Data records
<<<<

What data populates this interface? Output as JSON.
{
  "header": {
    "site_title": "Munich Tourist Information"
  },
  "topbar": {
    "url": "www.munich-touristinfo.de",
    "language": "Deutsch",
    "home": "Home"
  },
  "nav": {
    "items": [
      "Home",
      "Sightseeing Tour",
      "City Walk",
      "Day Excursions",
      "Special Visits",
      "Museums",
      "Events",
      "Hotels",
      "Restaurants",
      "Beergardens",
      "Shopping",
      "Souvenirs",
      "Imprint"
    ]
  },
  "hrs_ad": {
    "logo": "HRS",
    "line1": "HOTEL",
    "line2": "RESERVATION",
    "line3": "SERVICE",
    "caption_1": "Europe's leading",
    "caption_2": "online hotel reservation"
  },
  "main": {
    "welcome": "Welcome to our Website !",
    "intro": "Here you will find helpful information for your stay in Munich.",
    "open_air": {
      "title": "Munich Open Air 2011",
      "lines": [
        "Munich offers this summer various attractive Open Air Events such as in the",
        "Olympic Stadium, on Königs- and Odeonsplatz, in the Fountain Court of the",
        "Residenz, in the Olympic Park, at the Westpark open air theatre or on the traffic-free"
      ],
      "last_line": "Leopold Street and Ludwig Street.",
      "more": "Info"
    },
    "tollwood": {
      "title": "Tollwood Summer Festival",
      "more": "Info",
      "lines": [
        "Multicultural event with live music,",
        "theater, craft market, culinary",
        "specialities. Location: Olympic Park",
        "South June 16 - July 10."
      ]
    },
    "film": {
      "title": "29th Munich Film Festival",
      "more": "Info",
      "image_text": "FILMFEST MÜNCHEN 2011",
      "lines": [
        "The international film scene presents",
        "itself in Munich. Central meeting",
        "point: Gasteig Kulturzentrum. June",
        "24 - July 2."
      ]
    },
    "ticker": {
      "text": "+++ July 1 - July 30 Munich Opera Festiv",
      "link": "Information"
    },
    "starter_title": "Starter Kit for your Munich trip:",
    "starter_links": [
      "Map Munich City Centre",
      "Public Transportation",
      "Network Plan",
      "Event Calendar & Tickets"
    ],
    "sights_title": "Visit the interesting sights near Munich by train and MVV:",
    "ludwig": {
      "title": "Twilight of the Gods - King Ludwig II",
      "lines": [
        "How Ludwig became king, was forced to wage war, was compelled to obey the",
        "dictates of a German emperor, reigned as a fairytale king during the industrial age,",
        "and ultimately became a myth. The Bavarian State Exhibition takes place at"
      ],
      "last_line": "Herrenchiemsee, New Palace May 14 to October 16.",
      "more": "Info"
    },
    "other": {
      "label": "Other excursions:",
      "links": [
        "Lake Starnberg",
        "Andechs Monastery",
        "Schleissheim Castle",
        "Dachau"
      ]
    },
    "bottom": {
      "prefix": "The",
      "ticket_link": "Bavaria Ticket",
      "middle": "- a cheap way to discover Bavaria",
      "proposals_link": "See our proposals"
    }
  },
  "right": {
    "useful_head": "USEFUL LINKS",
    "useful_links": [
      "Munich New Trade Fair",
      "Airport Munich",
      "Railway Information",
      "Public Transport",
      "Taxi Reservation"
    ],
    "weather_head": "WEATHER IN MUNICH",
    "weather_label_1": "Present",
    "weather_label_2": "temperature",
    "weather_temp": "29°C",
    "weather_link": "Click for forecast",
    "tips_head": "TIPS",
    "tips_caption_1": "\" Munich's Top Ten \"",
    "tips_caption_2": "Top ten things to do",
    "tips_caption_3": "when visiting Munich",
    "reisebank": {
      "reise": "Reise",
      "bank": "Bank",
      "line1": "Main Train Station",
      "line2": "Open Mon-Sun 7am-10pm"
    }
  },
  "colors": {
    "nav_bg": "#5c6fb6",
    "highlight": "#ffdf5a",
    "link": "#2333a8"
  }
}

>>>>

▸ **What this task involves**:
The listing above should be transcribed in full, exactly as written.

▸ **In response**:
What data populates this interface? Output as JSON.
{
  "header": {
    "site_title": "Munich Tourist Information"
  },
  "topbar": {
    "url": "www.munich-touristinfo.de",
    "language": "Deutsch",
    "home": "Home"
  },
  "nav": {
    "items": [
      "Home",
      "Sightseeing Tour",
      "City Walk",
      "Day Excursions",
      "Special Visits",
      "Museums",
      "Events",
      "Hotels",
      "Restaurants",
      "Beergardens",
      "Shopping",
      "Souvenirs",
      "Imprint"
    ]
  },
  "hrs_ad": {
    "logo": "HRS",
    "line1": "HOTEL",
    "line2": "RESERVATION",
    "line3": "SERVICE",
    "caption_1": "Europe's leading",
    "caption_2": "online hotel reservation"
  },
  "main": {
    "welcome": "Welcome to our Website !",
    "intro": "Here you will find helpful information for your stay in Munich.",
    "open_air": {
      "title": "Munich Open Air 2011",
      "lines": [
        "Munich offers this summer various attractive Open Air Events such as in the",
        "Olympic Stadium, on Königs- and Odeonsplatz, in the Fountain Court of the",
        "Residenz, in the Olympic Park, at the Westpark open air theatre or on the traffic-free"
      ],
      "last_line": "Leopold Street and Ludwig Street.",
      "more": "Info"
    },
    "tollwood": {
      "title": "Tollwood Summer Festival",
      "more": "Info",
      "lines": [
        "Multicultural event with live music,",
        "theater, craft market, culinary",
        "specialities. Location: Olympic Park",
        "South June 16 - July 10."
      ]
    },
    "film": {
      "title": "29th Munich Film Festival",
      "more": "Info",
      "image_text": "FILMFEST MÜNCHEN 2011",
      "lines": [
        "The international film scene presents",
        "itself in Munich. Central meeting",
        "point: Gasteig Kulturzentrum. June",
        "24 - July 2."
      ]
    },
    "ticker": {
      "text": "+++ July 1 - July 30 Munich Opera Festiv",
      "link": "Information"
    },
    "starter_title": "Starter Kit for your Munich trip:",
    "starter_links": [
      "Map Munich City Centre",
      "Public Transportation",
      "Network Plan",
      "Event Calendar & Tickets"
    ],
    "sights_title": "Visit the interesting sights near Munich by train and MVV:",
    "ludwig": {
      "title": "Twilight of the Gods - King Ludwig II",
      "lines": [
        "How Ludwig became king, was forced to wage war, was compelled to obey the",
        "dictates of a German emperor, reigned as a fairytale king during the industrial age,",
        "and ultimately became a myth. The Bavarian State Exhibition takes place at"
      ],
      "last_line": "Herrenchiemsee, New Palace May 14 to October 16.",
      "more": "Info"
    },
    "other": {
      "label": "Other excursions:",
      "links": [
        "Lake Starnberg",
        "Andechs Monastery",
        "Schleissheim Castle",
        "Dachau"
      ]
    },
    "bottom": {
      "prefix": "The",
      "ticket_link": "Bavaria Ticket",
      "middle": "- a cheap way to discover Bavaria",
      "proposals_link": "See our proposals"
    }
  },
  "right": {
    "useful_head": "USEFUL LINKS",
    "useful_links": [
      "Munich New Trade Fair",
      "Airport Munich",
      "Railway Information",
      "Public Transport",
      "Taxi Reservation"
    ],
    "weather_head": "WEATHER IN MUNICH",
    "weather_label_1": "Present",
    "weather_label_2": "temperature",
    "weather_temp": "29°C",
    "weather_link": "Click for forecast",
    "tips_head": "TIPS",
    "tips_caption_1": "\" Munich's Top Ten \"",
    "tips_caption_2": "Top ten things to do",
    "tips_caption_3": "when visiting Munich",
    "reisebank": {
      "reise": "Reise",
      "bank": "Bank",
      "line1": "Main Train Station",
      "line2": "Open Mon-Sun 7am-10pm"
    }
  },
  "colors": {
    "nav_bg": "#5c6fb6",
    "highlight": "#ffdf5a",
    "link": "#2333a8"
  }
}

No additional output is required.